◆ GIVEN INSTRUCTION: List each line holding the string "card".

(Data records)
---*---

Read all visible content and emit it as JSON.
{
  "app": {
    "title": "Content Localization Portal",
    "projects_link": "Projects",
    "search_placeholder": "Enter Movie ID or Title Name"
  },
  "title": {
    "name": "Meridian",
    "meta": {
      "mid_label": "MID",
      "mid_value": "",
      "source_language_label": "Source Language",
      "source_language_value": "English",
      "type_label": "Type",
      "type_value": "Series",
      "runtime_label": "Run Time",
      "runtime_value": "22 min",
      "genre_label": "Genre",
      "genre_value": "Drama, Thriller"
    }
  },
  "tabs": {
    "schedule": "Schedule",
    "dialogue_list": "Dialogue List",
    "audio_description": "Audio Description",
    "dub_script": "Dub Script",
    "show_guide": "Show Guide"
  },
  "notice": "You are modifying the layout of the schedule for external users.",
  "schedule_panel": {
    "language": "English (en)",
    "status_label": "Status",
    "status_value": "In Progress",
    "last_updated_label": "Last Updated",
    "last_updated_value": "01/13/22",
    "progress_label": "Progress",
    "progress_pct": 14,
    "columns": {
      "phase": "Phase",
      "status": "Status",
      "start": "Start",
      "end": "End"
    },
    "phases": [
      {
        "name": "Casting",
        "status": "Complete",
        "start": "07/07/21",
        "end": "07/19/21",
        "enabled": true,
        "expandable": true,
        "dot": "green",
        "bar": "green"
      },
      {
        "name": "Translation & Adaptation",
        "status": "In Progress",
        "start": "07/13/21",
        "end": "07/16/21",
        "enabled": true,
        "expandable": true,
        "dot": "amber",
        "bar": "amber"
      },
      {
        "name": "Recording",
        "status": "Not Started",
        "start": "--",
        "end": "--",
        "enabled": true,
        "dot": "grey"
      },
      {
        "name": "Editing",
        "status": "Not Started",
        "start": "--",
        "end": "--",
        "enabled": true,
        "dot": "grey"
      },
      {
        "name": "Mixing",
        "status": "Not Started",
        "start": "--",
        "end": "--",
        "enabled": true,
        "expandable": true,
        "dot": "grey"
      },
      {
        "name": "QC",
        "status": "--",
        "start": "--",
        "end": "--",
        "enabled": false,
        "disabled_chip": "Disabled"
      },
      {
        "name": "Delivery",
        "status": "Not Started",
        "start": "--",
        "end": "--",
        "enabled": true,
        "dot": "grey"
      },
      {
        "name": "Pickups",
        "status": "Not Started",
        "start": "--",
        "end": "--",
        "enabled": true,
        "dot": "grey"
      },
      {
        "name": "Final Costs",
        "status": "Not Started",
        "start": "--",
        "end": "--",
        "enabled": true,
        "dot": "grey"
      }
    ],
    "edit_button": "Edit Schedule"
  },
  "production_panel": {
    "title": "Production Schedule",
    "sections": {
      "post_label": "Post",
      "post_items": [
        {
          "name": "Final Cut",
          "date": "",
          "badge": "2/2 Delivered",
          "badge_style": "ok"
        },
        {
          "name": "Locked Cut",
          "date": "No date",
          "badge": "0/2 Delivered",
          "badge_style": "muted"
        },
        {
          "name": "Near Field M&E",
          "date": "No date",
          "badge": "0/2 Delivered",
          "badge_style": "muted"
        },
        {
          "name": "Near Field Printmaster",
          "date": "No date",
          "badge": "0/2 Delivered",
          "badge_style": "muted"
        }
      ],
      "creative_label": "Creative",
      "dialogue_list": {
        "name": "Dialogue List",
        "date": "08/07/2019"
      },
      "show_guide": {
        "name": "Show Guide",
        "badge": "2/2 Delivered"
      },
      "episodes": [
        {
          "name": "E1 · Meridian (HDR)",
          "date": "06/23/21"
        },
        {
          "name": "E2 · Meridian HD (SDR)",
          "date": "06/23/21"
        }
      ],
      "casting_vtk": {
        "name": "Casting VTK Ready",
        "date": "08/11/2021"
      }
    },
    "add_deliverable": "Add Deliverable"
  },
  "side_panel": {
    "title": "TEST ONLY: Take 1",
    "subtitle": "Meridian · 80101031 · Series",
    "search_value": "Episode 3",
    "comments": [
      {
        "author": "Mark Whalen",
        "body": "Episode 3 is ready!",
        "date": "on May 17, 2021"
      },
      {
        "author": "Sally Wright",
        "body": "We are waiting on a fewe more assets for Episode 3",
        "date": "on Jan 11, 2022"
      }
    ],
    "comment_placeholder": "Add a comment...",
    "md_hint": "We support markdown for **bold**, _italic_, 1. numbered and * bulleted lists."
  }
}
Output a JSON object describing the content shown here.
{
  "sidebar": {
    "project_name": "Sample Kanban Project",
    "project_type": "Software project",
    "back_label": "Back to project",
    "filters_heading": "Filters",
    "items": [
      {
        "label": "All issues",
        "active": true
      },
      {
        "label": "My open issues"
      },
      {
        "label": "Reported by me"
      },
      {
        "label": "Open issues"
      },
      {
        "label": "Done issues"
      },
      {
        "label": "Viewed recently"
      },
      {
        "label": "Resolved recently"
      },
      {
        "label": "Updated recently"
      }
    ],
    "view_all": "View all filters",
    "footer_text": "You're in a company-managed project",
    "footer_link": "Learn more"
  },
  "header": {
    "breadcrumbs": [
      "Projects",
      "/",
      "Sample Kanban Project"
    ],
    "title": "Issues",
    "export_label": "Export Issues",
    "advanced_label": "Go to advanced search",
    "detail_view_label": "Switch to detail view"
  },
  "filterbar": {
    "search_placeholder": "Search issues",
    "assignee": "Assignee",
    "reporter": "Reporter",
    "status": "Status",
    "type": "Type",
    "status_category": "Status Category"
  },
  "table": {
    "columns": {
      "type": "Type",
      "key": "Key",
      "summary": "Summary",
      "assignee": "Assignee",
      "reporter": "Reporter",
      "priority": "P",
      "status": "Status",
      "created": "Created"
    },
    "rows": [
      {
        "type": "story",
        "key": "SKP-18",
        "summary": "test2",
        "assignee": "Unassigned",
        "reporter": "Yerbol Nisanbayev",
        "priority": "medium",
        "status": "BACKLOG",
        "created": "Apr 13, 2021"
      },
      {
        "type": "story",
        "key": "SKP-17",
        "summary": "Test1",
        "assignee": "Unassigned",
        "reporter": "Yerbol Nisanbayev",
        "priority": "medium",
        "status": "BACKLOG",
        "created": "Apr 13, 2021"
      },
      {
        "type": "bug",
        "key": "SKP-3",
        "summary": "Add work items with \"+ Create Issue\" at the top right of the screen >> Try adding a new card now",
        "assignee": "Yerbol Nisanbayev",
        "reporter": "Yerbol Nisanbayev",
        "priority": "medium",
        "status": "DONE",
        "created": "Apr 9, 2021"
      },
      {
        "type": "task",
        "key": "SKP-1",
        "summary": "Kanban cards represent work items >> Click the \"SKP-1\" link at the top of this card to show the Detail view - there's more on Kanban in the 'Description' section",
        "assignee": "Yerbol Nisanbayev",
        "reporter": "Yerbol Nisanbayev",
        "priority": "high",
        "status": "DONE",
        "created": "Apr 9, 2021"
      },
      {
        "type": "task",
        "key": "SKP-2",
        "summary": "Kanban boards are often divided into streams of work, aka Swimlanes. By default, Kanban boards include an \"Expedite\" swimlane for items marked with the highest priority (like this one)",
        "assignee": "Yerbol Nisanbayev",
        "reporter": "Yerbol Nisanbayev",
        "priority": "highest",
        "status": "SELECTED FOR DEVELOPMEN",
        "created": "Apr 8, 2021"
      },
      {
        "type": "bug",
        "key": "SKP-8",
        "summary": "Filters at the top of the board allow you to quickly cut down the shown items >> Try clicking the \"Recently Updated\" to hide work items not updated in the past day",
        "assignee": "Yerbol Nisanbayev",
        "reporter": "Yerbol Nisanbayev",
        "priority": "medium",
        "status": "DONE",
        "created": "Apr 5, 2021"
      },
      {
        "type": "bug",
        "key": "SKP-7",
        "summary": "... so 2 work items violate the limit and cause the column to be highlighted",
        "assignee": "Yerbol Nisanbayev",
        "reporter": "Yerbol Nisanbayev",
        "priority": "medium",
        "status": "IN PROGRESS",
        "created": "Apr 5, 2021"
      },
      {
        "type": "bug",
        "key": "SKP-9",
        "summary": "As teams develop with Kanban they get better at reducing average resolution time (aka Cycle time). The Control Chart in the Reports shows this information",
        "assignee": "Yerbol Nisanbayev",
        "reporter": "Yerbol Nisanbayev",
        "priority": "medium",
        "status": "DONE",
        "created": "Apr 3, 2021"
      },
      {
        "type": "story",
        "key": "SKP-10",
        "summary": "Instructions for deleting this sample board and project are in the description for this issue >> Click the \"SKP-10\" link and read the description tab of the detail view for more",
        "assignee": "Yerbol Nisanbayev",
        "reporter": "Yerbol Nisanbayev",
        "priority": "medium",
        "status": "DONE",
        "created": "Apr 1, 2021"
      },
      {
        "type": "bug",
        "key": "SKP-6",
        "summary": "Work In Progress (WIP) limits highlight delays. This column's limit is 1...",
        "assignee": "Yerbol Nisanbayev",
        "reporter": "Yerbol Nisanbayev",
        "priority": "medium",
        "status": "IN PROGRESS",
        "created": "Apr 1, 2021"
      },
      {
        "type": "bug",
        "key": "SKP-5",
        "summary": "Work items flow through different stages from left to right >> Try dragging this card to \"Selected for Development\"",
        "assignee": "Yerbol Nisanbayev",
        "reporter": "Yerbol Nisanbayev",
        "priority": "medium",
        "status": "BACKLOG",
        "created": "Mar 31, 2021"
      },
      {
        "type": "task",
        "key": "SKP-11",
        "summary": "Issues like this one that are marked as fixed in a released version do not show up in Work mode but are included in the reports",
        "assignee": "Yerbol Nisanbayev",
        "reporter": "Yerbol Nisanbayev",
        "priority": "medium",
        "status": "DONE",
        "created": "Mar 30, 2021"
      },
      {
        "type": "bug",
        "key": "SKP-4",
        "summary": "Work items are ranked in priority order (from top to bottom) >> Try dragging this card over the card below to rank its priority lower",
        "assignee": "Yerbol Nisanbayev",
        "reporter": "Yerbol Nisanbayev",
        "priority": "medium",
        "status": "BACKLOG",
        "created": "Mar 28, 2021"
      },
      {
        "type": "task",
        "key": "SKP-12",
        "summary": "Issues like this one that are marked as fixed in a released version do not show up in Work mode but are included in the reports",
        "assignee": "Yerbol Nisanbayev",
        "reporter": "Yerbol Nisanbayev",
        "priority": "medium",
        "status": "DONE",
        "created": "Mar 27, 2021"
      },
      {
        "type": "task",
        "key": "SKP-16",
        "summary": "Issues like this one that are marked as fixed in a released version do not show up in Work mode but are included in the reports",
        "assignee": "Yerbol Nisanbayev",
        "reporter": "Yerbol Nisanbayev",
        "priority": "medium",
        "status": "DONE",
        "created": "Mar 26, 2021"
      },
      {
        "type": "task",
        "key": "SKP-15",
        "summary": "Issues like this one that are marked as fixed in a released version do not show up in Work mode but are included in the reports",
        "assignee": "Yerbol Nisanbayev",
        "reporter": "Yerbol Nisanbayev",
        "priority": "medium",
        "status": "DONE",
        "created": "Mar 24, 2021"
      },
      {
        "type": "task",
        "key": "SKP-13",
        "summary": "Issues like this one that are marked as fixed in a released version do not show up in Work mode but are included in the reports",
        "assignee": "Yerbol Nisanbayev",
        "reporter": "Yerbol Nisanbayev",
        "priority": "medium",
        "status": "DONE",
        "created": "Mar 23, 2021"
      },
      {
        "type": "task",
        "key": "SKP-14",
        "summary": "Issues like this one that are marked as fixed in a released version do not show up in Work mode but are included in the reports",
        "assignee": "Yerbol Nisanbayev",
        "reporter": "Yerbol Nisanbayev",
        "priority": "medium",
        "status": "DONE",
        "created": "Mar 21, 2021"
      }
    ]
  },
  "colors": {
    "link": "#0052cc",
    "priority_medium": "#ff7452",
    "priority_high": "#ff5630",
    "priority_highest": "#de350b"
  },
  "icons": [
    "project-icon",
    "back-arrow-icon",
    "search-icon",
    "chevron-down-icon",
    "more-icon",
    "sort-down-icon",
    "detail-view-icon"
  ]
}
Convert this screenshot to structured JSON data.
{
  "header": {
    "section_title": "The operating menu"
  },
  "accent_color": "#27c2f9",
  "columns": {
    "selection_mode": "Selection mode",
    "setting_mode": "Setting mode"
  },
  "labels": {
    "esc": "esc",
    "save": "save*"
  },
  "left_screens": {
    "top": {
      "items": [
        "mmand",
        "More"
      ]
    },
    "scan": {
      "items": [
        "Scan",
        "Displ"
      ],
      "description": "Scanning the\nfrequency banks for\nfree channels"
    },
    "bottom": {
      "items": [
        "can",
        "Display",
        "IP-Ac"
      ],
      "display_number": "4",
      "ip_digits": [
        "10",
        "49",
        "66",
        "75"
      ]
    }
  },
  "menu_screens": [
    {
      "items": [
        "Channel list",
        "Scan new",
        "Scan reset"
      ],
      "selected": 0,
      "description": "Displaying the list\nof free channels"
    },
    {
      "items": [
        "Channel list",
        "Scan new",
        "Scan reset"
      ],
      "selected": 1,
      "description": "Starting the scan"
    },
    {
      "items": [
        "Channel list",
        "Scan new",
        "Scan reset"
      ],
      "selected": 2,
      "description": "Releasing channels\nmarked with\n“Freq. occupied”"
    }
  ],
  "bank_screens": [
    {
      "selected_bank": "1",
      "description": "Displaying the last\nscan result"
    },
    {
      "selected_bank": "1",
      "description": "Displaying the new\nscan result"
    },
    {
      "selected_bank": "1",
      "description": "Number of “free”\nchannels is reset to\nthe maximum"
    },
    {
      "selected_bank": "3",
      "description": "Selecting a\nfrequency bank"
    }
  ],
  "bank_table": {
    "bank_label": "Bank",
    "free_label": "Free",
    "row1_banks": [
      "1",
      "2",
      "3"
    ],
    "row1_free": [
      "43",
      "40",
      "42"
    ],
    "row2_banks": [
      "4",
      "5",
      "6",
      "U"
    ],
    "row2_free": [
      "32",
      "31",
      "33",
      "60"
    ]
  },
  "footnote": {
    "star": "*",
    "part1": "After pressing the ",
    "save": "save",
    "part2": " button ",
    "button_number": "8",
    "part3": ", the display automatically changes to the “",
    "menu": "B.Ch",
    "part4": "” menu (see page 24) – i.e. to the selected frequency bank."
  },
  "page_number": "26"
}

---*---

◆ COMPLETE OUTPUT:
        "summary": "Add work items with \"+ Create Issue\" at the top right of the screen >> Try adding a new card now",
        "summary": "Kanban cards represent work items >> Click the \"SKP-1\" link at the top of this card to show the Detail view - there's more on Kanban in the 'Description' section",
        "summary": "Work items flow through different stages from left to right >> Try dragging this card to \"Selected for Development\"",
        "summary": "Work items are ranked in priority order (from top to bottom) >> Try dragging this card over the card below to rank its priority lower",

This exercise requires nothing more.